- [Exercise prompt]
From the listing below, pick out each line with the word "https".

- [Excerpted data]

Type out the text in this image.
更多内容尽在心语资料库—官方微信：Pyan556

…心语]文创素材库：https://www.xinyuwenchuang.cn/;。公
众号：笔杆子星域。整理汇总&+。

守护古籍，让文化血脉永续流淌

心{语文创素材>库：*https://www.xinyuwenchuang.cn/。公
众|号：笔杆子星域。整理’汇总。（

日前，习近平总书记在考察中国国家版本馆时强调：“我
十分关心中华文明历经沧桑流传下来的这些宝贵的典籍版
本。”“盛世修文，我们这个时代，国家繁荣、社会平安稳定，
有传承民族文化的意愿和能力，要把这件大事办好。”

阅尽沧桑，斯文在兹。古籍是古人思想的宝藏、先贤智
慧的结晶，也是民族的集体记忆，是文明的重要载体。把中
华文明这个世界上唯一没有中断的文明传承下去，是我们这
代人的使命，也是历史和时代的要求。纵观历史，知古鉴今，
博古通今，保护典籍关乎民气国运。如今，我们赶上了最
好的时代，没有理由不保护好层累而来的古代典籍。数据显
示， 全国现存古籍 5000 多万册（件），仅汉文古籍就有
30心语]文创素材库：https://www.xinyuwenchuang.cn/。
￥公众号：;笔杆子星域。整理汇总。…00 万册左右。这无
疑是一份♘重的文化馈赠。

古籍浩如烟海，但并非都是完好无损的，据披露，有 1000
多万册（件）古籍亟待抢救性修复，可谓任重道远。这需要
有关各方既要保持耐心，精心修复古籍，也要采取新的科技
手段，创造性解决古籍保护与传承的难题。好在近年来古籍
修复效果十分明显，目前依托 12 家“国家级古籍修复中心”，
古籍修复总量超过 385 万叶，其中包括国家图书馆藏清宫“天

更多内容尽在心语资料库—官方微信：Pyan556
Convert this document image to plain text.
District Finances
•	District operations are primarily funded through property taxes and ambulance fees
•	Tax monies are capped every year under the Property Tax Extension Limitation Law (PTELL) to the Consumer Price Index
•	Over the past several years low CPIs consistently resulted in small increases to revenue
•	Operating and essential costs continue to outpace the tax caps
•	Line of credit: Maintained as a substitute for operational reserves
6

- [Solved problem]
…心语]文创素材库：https://www.xinyuwenchuang.cn/;。公
心{语文创素材>库：*https://www.xinyuwenchuang.cn/。公
30心语]文创素材库：https://www.xinyuwenchuang.cn/。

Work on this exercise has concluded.